= Task requirements =
Check the listing below for lines that hold "Deutschland". How many are there? Please give only the number.

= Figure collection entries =
-- Begin --

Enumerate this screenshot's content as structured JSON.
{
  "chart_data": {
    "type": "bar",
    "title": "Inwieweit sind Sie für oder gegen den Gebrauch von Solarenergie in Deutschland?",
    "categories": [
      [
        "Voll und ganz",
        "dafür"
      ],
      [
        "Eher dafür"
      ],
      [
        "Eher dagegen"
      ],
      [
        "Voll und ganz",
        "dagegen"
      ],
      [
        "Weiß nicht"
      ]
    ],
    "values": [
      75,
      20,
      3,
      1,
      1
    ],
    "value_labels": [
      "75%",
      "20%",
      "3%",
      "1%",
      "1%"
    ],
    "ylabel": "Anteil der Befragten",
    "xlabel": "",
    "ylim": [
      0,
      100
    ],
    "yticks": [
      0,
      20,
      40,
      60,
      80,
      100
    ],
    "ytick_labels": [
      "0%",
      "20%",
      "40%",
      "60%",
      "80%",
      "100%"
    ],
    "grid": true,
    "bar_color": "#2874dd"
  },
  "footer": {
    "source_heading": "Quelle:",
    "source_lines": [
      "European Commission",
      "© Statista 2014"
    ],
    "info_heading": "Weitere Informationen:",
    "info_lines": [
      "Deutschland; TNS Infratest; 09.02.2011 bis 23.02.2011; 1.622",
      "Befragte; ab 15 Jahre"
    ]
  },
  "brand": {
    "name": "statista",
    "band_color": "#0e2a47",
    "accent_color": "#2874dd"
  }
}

-- End --

= Problem solution =
2